▶ SET TASK
Write every record out again exactly as given.
------------------------------------------------------------
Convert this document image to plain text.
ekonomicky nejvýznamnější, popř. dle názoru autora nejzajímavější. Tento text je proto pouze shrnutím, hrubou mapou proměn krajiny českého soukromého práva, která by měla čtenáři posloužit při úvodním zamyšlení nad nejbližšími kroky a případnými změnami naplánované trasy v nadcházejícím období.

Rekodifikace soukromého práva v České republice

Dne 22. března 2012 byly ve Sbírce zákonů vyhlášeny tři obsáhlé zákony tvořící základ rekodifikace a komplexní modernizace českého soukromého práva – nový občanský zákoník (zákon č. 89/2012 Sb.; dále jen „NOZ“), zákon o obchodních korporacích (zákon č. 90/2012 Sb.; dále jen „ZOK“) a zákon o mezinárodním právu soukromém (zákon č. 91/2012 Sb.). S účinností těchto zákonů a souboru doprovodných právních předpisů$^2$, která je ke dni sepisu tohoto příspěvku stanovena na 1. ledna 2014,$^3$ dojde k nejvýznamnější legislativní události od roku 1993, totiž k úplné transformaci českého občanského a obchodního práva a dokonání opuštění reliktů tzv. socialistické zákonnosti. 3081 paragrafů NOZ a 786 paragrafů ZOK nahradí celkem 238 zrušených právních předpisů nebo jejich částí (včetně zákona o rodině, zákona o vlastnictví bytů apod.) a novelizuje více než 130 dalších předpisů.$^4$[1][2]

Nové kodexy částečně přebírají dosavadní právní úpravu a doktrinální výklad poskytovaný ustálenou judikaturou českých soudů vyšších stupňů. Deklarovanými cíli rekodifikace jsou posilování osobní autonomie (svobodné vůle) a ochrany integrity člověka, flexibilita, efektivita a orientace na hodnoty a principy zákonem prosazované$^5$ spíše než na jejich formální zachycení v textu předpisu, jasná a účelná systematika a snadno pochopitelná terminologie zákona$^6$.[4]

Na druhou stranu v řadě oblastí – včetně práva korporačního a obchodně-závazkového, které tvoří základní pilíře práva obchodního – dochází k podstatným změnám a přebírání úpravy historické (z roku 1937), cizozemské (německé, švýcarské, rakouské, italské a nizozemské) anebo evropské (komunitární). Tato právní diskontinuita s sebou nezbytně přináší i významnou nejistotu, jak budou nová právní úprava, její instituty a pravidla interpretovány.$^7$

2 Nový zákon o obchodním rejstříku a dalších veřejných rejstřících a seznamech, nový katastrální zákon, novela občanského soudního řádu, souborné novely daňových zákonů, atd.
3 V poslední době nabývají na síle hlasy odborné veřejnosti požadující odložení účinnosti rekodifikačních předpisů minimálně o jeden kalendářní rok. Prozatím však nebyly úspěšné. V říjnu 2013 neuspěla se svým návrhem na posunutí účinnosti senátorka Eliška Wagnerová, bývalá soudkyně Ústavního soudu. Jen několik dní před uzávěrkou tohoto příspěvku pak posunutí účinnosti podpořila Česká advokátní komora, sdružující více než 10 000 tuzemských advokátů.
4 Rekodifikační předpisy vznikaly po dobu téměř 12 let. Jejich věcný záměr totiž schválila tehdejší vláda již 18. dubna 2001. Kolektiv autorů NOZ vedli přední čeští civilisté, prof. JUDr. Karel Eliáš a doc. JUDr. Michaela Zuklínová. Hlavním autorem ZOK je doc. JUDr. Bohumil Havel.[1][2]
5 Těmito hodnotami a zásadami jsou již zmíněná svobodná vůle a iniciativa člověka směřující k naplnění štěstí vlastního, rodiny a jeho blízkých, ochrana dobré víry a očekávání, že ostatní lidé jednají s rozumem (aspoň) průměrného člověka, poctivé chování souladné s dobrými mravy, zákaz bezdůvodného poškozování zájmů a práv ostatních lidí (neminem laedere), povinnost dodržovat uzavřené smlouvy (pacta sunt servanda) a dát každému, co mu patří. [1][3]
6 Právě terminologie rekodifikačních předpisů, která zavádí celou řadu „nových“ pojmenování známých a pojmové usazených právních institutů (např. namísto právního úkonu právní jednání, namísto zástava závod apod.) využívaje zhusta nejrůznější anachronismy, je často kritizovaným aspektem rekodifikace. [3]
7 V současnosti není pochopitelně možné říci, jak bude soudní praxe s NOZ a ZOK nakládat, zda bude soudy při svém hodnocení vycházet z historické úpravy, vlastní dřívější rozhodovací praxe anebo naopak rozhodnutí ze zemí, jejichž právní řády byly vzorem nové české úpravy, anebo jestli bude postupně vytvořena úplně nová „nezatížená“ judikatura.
------------------------------------------------------------
▶ SOLUTION TO THE PROBLEM
Convert this document image to plain text.
ekonomicky nejvýznamnější, popř. dle názoru autora nejzajímavější. Tento text je proto pouze shrnutím, hrubou mapou proměn krajiny českého soukromého práva, která by měla čtenáři posloužit při úvodním zamyšlení nad nejbližšími kroky a případnými změnami naplánované trasy v nadcházejícím období.

Rekodifikace soukromého práva v České republice

Dne 22. března 2012 byly ve Sbírce zákonů vyhlášeny tři obsáhlé zákony tvořící základ rekodifikace a komplexní modernizace českého soukromého práva – nový občanský zákoník (zákon č. 89/2012 Sb.; dále jen „NOZ“), zákon o obchodních korporacích (zákon č. 90/2012 Sb.; dále jen „ZOK“) a zákon o mezinárodním právu soukromém (zákon č. 91/2012 Sb.). S účinností těchto zákonů a souboru doprovodných právních předpisů$^2$, která je ke dni sepisu tohoto příspěvku stanovena na 1. ledna 2014,$^3$ dojde k nejvýznamnější legislativní události od roku 1993, totiž k úplné transformaci českého občanského a obchodního práva a dokonání opuštění reliktů tzv. socialistické zákonnosti. 3081 paragrafů NOZ a 786 paragrafů ZOK nahradí celkem 238 zrušených právních předpisů nebo jejich částí (včetně zákona o rodině, zákona o vlastnictví bytů apod.) a novelizuje více než 130 dalších předpisů.$^4$[1][2]

Nové kodexy částečně přebírají dosavadní právní úpravu a doktrinální výklad poskytovaný ustálenou judikaturou českých soudů vyšších stupňů. Deklarovanými cíli rekodifikace jsou posilování osobní autonomie (svobodné vůle) a ochrany integrity člověka, flexibilita, efektivita a orientace na hodnoty a principy zákonem prosazované$^5$ spíše než na jejich formální zachycení v textu předpisu, jasná a účelná systematika a snadno pochopitelná terminologie zákona$^6$.[4]

Na druhou stranu v řadě oblastí – včetně práva korporačního a obchodně-závazkového, které tvoří základní pilíře práva obchodního – dochází k podstatným změnám a přebírání úpravy historické (z roku 1937), cizozemské (německé, švýcarské, rakouské, italské a nizozemské) anebo evropské (komunitární). Tato právní diskontinuita s sebou nezbytně přináší i významnou nejistotu, jak budou nová právní úprava, její instituty a pravidla interpretovány.$^7$

2 Nový zákon o obchodním rejstříku a dalších veřejných rejstřících a seznamech, nový katastrální zákon, novela občanského soudního řádu, souborné novely daňových zákonů, atd.
3 V poslední době nabývají na síle hlasy odborné veřejnosti požadující odložení účinnosti rekodifikačních předpisů minimálně o jeden kalendářní rok. Prozatím však nebyly úspěšné. V říjnu 2013 neuspěla se svým návrhem na posunutí účinnosti senátorka Eliška Wagnerová, bývalá soudkyně Ústavního soudu. Jen několik dní před uzávěrkou tohoto příspěvku pak posunutí účinnosti podpořila Česká advokátní komora, sdružující více než 10 000 tuzemských advokátů.
4 Rekodifikační předpisy vznikaly po dobu téměř 12 let. Jejich věcný záměr totiž schválila tehdejší vláda již 18. dubna 2001. Kolektiv autorů NOZ vedli přední čeští civilisté, prof. JUDr. Karel Eliáš a doc. JUDr. Michaela Zuklínová. Hlavním autorem ZOK je doc. JUDr. Bohumil Havel.[1][2]
5 Těmito hodnotami a zásadami jsou již zmíněná svobodná vůle a iniciativa člověka směřující k naplnění štěstí vlastního, rodiny a jeho blízkých, ochrana dobré víry a očekávání, že ostatní lidé jednají s rozumem (aspoň) průměrného člověka, poctivé chování souladné s dobrými mravy, zákaz bezdůvodného poškozování zájmů a práv ostatních lidí (neminem laedere), povinnost dodržovat uzavřené smlouvy (pacta sunt servanda) a dát každému, co mu patří. [1][3]
6 Právě terminologie rekodifikačních předpisů, která zavádí celou řadu „nových“ pojmenování známých a pojmové usazených právních institutů (např. namísto právního úkonu právní jednání, namísto zástava závod apod.) využívaje zhusta nejrůznější anachronismy, je často kritizovaným aspektem rekodifikace. [3]
7 V současnosti není pochopitelně možné říci, jak bude soudní praxe s NOZ a ZOK nakládat, zda bude soudy při svém hodnocení vycházet z historické úpravy, vlastní dřívější rozhodovací praxe anebo naopak rozhodnutí ze zemí, jejichž právní řády byly vzorem nové české úpravy, anebo jestli bude postupně vytvořena úplně nová „nezatížená“ judikatura.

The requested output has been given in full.